INSTRUCTIONS TO FOLLOW> State the number of lines that contain "обеспечения", with no other text.

Recorded data:

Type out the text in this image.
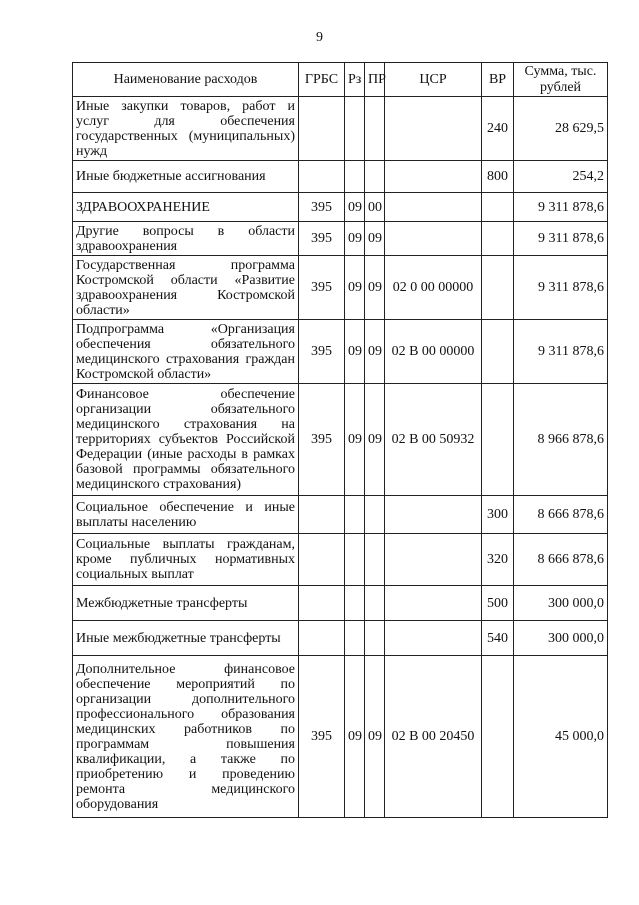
9
Наименование расходов	ГРБС	Рз	ПР	ЦСР	ВР	Сумма, тыс. рублей
Иные закупки товаров, работ и услуг для обеспечения государственных (муниципальных) нужд					240	28 629,5
Иные бюджетные ассигнования					800	254,2
ЗДРАВООХРАНЕНИЕ	395	09	00			9 311 878,6
Другие вопросы в области здравоохранения	395	09	09			9 311 878,6
Государственная программа Костромской области «Развитие здравоохранения Костромской области»	395	09	09	02 0 00 00000		9 311 878,6
Подпрограмма «Организация обеспечения обязательного медицинского страхования граждан Костромской области»	395	09	09	02 В 00 00000		9 311 878,6
Финансовое обеспечение организации обязательного медицинского страхования на территориях субъектов Российской Федерации (иные расходы в рамках базовой программы обязательного медицинского страхования)	395	09	09	02 В 00 50932		8 966 878,6
Социальное обеспечение и иные выплаты населению					300	8 666 878,6
Социальные выплаты гражданам, кроме публичных нормативных социальных выплат					320	8 666 878,6
Межбюджетные трансферты					500	300 000,0
Иные межбюджетные трансферты					540	300 000,0
Дополнительное финансовое обеспечение мероприятий по организации дополнительного профессионального образования медицинских работников по программам повышения квалификации, а также по приобретению и проведению ремонта медицинского оборудования	395	09	09	02 В 00 20450		45 000,0
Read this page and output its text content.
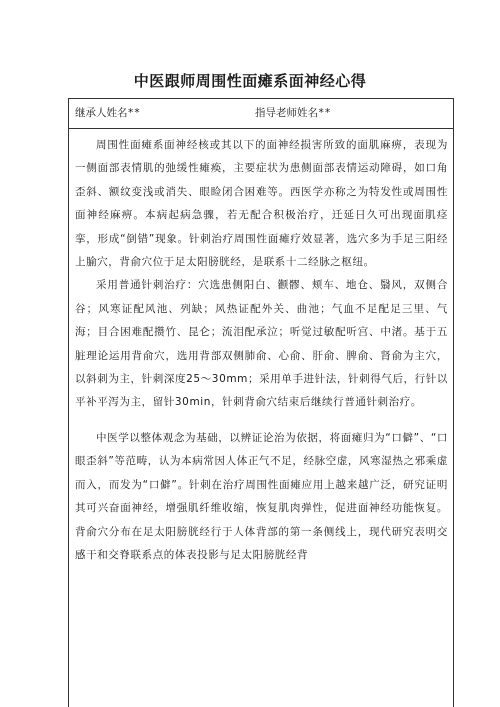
中医跟师周围性面瘫系面神经心得
继承人姓名**	指导老师姓名**

周围性面瘫系面神经核或其以下的面神经损害所致的面肌麻痹，表现为一侧面部表情肌的弛缓性瘫痪，主要症状为患侧面部表情运动障碍，如口角歪斜、额纹变浅或消失、眼睑闭合困难等。西医学亦称之为特发性或周围性面神经麻痹。本病起病急骤，若无配合积极治疗，迁延日久可出现面肌痉挛，形成“倒错”现象。针刺治疗周围性面瘫疗效显著，选穴多为手足三阳经上腧穴，背俞穴位于足太阳膀胱经，是联系十二经脉之枢纽。

采用普通针刺治疗：穴选患侧阳白、颧髎、颊车、地仓、翳风，双侧合谷；风寒证配风池、列缺；风热证配外关、曲池；气血不足配足三里、气海；目合困难配攒竹、昆仑；流泪配承泣；听觉过敏配听宫、中渚。基于五脏理论运用背俞穴，选用背部双侧肺俞、心俞、肝俞、脾俞、肾俞为主穴，以斜刺为主，针刺深度25～30mm；采用单手进针法，针刺得气后，行针以平补平泻为主，留针30min，针刺背俞穴结束后继续行普通针刺治疗。

中医学以整体观念为基础，以辨证论治为依据，将面瘫归为“口僻”、“口眼歪斜”等范畴，认为本病常因人体正气不足，经脉空虚，风寒湿热之邪乘虚而入，而发为“口僻”。针刺在治疗周围性面瘫应用上越来越广泛，研究证明其可兴奋面神经，增强肌纤维收缩，恢复肌肉弹性，促进面神经功能恢复。背俞穴分布在足太阳膀胱经行于人体背部的第一条侧线上，现代研究表明交感干和交脊联系点的体表投影与足太阳膀胱经背
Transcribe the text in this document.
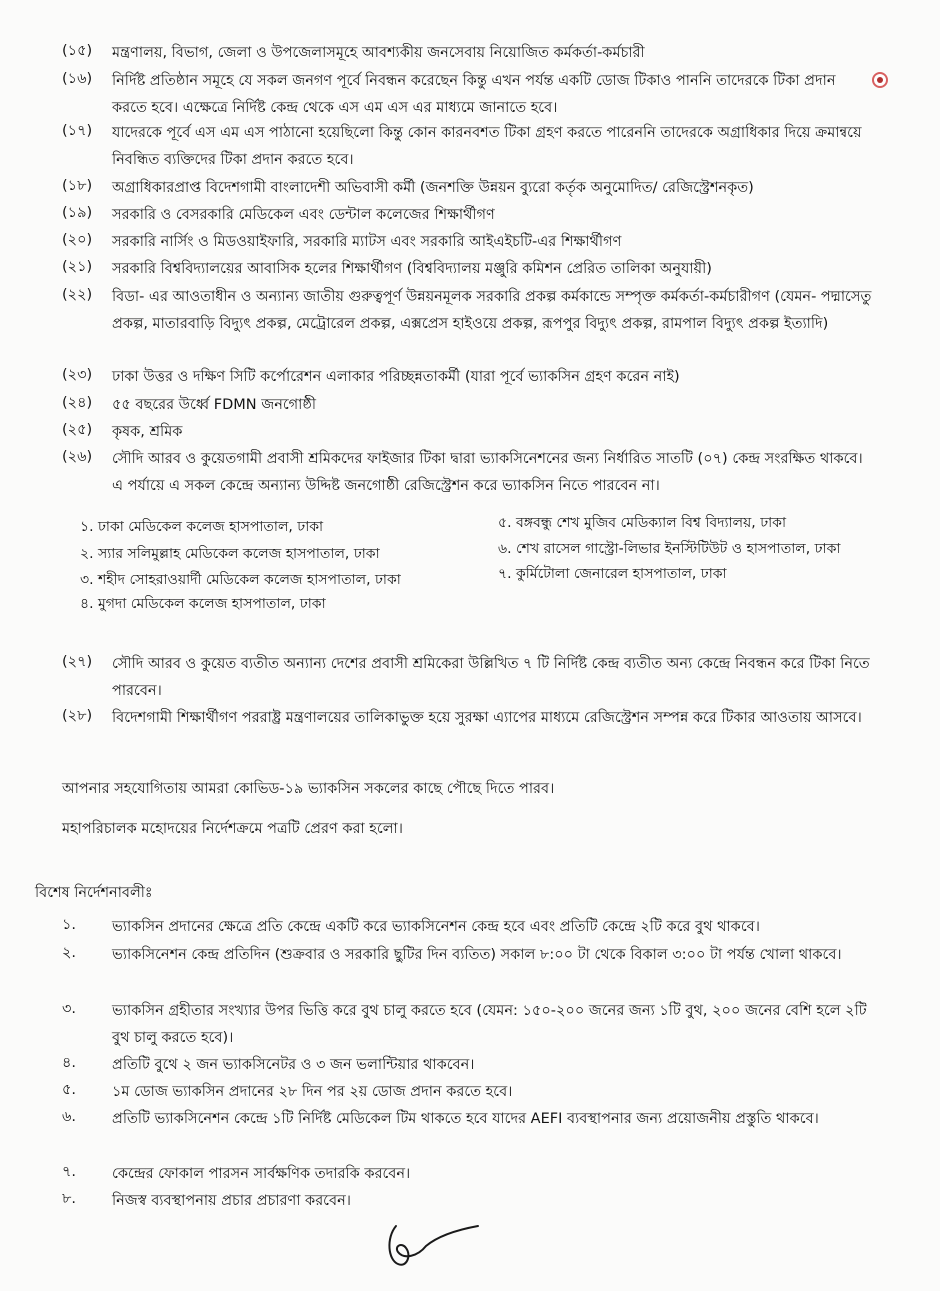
(১৫)	মন্ত্রণালয়, বিভাগ, জেলা ও উপজেলাসমূহে আবশ্যকীয় জনসেবায় নিয়োজিত কর্মকর্তা-কর্মচারী
(১৬)	নির্দিষ্ট প্রতিষ্ঠান সমূহে যে সকল জনগণ পূর্বে নিবন্ধন করেছেন কিন্তু এখন পর্যন্ত একটি ডোজ টিকাও পাননি তাদেরকে টিকা প্রদান করতে হবে। এক্ষেত্রে নির্দিষ্ট কেন্দ্র থেকে এস এম এস এর মাধ্যমে জানাতে হবে।
(১৭)	যাদেরকে পূর্বে এস এম এস পাঠানো হয়েছিলো কিন্তু কোন কারনবশত টিকা গ্রহণ করতে পারেননি তাদেরকে অগ্রাধিকার দিয়ে ক্রমান্বয়ে নিবন্ধিত ব্যক্তিদের টিকা প্রদান করতে হবে।
(১৮)	অগ্রাধিকারপ্রাপ্ত বিদেশগামী বাংলাদেশী অভিবাসী কর্মী (জনশক্তি উন্নয়ন ব্যুরো কর্তৃক অনুমোদিত/ রেজিস্ট্রেশনকৃত)
(১৯)	সরকারি ও বেসরকারি মেডিকেল এবং ডেন্টাল কলেজের শিক্ষার্থীগণ
(২০)	সরকারি নার্সিং ও মিডওয়াইফারি, সরকারি ম্যাটস এবং সরকারি আইএইচটি-এর শিক্ষার্থীগণ
(২১)	সরকারি বিশ্ববিদ্যালয়ের আবাসিক হলের শিক্ষার্থীগণ (বিশ্ববিদ্যালয় মঞ্জুরি কমিশন প্রেরিত তালিকা অনুযায়ী)
(২২)	বিডা- এর আওতাধীন ও অন্যান্য জাতীয় গুরুত্বপূর্ণ উন্নয়নমূলক সরকারি প্রকল্প কর্মকান্ডে সম্পৃক্ত কর্মকর্তা-কর্মচারীগণ (যেমন- পদ্মাসেতু প্রকল্প, মাতারবাড়ি বিদ্যুৎ প্রকল্প, মেট্রোরেল প্রকল্প, এক্সপ্রেস হাইওয়ে প্রকল্প, রূপপুর বিদ্যুৎ প্রকল্প, রামপাল বিদ্যুৎ প্রকল্প ইত্যাদি)
(২৩)	ঢাকা উত্তর ও দক্ষিণ সিটি কর্পোরেশন এলাকার পরিচ্ছন্নতাকর্মী (যারা পূর্বে ভ্যাকসিন গ্রহণ করেন নাই)
(২৪)	৫৫ বছরের উর্ধ্বে FDMN জনগোষ্ঠী
(২৫)	কৃষক, শ্রমিক
(২৬)	সৌদি আরব ও কুয়েতগামী প্রবাসী শ্রমিকদের ফাইজার টিকা দ্বারা ভ্যাকসিনেশনের জন্য নির্ধারিত সাতটি (০৭) কেন্দ্র সংরক্ষিত থাকবে। এ পর্যায়ে এ সকল কেন্দ্রে অন্যান্য উদ্দিষ্ট জনগোষ্ঠী রেজিস্ট্রেশন করে ভ্যাকসিন নিতে পারবেন না।
১. ঢাকা মেডিকেল কলেজ হাসপাতাল, ঢাকা
২. স্যার সলিমুল্লাহ মেডিকেল কলেজ হাসপাতাল, ঢাকা
৩. শহীদ সোহরাওয়ার্দী মেডিকেল কলেজ হাসপাতাল, ঢাকা
৪. মুগদা মেডিকেল কলেজ হাসপাতাল, ঢাকা
৫. বঙ্গবন্ধু শেখ মুজিব মেডিক্যাল বিশ্ব বিদ্যালয়, ঢাকা
৬. শেখ রাসেল গাস্ট্রো-লিভার ইনস্টিটিউট ও হাসপাতাল, ঢাকা
৭. কুর্মিটোলা জেনারেল হাসপাতাল, ঢাকা
(২৭)	সৌদি আরব ও কুয়েত ব্যতীত অন্যান্য দেশের প্রবাসী শ্রমিকেরা উল্লিখিত ৭ টি নির্দিষ্ট কেন্দ্র ব্যতীত অন্য কেন্দ্রে নিবন্ধন করে টিকা নিতে পারবেন।
(২৮)	বিদেশগামী শিক্ষার্থীগণ পররাষ্ট্র মন্ত্রণালয়ের তালিকাভুক্ত হয়ে সুরক্ষা এ্যাপের মাধ্যমে রেজিস্ট্রেশন সম্পন্ন করে টিকার আওতায় আসবে।
আপনার সহযোগিতায় আমরা কোভিড-১৯ ভ্যাকসিন সকলের কাছে পৌছে দিতে পারব।
মহাপরিচালক মহোদয়ের নির্দেশক্রমে পত্রটি প্রেরণ করা হলো।
বিশেষ নির্দেশনাবলীঃ
১.	ভ্যাকসিন প্রদানের ক্ষেত্রে প্রতি কেন্দ্রে একটি করে ভ্যাকসিনেশন কেন্দ্র হবে এবং প্রতিটি কেন্দ্রে ২টি করে বুথ থাকবে।
২.	ভ্যাকসিনেশন কেন্দ্র প্রতিদিন (শুক্রবার ও সরকারি ছুটির দিন ব্যতিত) সকাল ৮:০০ টা থেকে বিকাল ৩:০০ টা পর্যন্ত খোলা থাকবে।
৩.	ভ্যাকসিন গ্রহীতার সংখ্যার উপর ভিত্তি করে বুথ চালু করতে হবে (যেমন: ১৫০-২০০ জনের জন্য ১টি বুথ, ২০০ জনের বেশি হলে ২টি বুথ চালু করতে হবে)।
৪.	প্রতিটি বুথে ২ জন ভ্যাকসিনেটর ও ৩ জন ভলান্টিয়ার থাকবেন।
৫.	১ম ডোজ ভ্যাকসিন প্রদানের ২৮ দিন পর ২য় ডোজ প্রদান করতে হবে।
৬.	প্রতিটি ভ্যাকসিনেশন কেন্দ্রে ১টি নির্দিষ্ট মেডিকেল টিম থাকতে হবে যাদের AEFI ব্যবস্থাপনার জন্য প্রয়োজনীয় প্রস্তুতি থাকবে।
৭.	কেন্দ্রের ফোকাল পারসন সার্বক্ষণিক তদারকি করবেন।
৮.	নিজস্ব ব্যবস্থাপনায় প্রচার প্রচারণা করবেন।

EXERCISE OUTPUT> 2